##### PROVIDED DATA #####

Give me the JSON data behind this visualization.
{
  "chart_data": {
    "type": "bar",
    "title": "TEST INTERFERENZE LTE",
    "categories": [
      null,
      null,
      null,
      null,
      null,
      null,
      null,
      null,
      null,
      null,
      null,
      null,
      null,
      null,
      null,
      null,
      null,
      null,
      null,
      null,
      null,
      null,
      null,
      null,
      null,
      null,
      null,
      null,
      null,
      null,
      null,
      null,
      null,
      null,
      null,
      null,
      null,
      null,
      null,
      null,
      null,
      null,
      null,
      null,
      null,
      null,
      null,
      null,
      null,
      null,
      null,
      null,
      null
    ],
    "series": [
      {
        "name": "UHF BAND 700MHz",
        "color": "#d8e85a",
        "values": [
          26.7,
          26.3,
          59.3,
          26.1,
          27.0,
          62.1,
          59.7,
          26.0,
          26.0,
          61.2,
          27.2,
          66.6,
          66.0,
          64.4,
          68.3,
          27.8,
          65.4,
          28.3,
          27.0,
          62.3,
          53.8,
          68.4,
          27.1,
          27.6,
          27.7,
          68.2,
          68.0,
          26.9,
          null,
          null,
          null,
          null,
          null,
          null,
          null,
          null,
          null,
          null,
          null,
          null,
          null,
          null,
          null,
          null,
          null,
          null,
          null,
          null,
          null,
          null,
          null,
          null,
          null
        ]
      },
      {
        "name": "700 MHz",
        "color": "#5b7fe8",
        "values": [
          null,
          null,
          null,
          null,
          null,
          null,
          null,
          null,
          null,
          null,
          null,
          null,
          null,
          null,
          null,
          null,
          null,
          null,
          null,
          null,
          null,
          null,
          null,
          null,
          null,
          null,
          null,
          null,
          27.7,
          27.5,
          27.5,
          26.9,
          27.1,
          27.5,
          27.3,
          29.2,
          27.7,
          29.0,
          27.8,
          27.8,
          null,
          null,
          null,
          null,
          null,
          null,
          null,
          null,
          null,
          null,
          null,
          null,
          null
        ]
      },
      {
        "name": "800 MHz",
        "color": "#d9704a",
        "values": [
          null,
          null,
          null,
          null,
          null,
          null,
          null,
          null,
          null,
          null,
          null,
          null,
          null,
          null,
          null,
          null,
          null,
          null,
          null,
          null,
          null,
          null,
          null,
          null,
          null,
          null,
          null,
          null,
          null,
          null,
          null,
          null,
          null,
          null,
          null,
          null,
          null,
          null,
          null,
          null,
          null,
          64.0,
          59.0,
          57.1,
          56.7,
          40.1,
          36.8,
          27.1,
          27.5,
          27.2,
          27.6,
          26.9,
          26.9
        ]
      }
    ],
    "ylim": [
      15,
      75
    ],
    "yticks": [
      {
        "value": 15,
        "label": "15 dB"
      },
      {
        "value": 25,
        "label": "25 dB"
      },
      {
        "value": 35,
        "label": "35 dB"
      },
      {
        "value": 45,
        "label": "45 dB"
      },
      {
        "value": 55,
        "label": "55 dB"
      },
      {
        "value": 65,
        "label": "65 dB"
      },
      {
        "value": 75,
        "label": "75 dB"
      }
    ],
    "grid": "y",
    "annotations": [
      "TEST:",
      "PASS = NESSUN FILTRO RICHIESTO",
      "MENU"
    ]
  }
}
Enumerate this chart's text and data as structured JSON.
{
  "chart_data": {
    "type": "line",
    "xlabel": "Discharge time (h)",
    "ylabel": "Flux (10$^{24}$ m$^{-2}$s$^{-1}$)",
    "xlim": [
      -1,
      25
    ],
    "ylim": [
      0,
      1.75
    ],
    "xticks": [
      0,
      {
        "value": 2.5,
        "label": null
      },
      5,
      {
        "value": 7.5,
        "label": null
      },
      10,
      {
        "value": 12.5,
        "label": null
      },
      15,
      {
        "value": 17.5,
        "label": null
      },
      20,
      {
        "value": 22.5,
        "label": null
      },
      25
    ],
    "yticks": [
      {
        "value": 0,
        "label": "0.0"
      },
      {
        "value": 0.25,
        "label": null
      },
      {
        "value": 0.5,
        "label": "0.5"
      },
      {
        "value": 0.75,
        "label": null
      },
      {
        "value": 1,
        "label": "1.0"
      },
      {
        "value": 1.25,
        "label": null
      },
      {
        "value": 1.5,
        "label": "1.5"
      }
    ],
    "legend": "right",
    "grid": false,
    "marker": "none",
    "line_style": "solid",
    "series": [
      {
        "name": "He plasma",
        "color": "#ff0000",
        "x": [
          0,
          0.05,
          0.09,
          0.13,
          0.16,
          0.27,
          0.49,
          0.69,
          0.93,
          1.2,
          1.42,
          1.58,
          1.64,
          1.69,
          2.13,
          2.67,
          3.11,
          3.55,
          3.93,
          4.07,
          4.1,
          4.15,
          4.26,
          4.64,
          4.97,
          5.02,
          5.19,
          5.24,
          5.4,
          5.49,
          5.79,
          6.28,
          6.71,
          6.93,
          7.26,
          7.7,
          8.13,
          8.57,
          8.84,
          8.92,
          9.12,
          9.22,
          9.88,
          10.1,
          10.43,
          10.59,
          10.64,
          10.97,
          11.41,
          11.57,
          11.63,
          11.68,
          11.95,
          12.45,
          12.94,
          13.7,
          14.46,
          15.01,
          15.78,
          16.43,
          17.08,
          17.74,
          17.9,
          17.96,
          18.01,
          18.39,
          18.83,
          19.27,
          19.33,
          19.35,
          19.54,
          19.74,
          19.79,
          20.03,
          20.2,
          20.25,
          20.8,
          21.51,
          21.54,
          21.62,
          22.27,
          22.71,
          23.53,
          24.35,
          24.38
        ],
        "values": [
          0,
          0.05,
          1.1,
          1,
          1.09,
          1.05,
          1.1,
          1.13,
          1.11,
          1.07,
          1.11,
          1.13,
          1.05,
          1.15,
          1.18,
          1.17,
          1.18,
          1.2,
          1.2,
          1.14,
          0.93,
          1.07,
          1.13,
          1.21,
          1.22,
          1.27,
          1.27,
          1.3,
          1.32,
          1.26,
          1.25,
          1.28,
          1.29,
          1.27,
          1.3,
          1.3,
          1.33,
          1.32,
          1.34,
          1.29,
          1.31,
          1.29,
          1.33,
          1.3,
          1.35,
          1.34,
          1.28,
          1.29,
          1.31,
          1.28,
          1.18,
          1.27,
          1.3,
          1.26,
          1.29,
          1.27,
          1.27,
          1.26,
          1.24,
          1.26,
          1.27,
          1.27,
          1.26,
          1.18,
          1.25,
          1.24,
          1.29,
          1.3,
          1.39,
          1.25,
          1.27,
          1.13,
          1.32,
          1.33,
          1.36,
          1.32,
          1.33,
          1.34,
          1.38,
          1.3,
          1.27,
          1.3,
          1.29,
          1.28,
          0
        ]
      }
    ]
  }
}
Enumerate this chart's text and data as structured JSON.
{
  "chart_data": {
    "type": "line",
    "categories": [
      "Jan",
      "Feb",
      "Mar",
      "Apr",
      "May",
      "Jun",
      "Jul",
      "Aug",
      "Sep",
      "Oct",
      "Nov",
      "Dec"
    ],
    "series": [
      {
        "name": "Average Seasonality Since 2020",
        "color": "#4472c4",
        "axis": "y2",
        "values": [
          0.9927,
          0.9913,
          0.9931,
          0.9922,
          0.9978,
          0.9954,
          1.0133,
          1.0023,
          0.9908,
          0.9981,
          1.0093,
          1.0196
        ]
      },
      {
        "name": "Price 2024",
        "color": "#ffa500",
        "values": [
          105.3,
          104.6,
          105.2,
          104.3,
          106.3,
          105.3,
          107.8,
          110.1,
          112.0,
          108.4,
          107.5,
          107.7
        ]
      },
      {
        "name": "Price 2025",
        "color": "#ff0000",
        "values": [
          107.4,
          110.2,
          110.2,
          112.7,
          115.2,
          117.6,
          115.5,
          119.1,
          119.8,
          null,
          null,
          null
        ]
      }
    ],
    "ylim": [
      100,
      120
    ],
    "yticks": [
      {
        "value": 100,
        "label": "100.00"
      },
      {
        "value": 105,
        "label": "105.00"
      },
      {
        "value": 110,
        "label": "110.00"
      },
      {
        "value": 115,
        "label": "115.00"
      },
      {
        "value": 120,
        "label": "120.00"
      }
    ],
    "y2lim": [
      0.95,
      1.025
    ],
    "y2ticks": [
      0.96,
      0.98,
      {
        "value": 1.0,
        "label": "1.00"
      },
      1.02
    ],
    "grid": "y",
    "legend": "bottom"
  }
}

#####

**WHAT IS EXPECTED**
Copy out every line with the word "name".

**FINAL RESULT**
        "name": "UHF BAND 700MHz",
        "name": "700 MHz",
        "name": "800 MHz",
        "name": "He plasma",
        "name": "Average Seasonality Since 2020",
        "name": "Price 2024",
        "name": "Price 2025",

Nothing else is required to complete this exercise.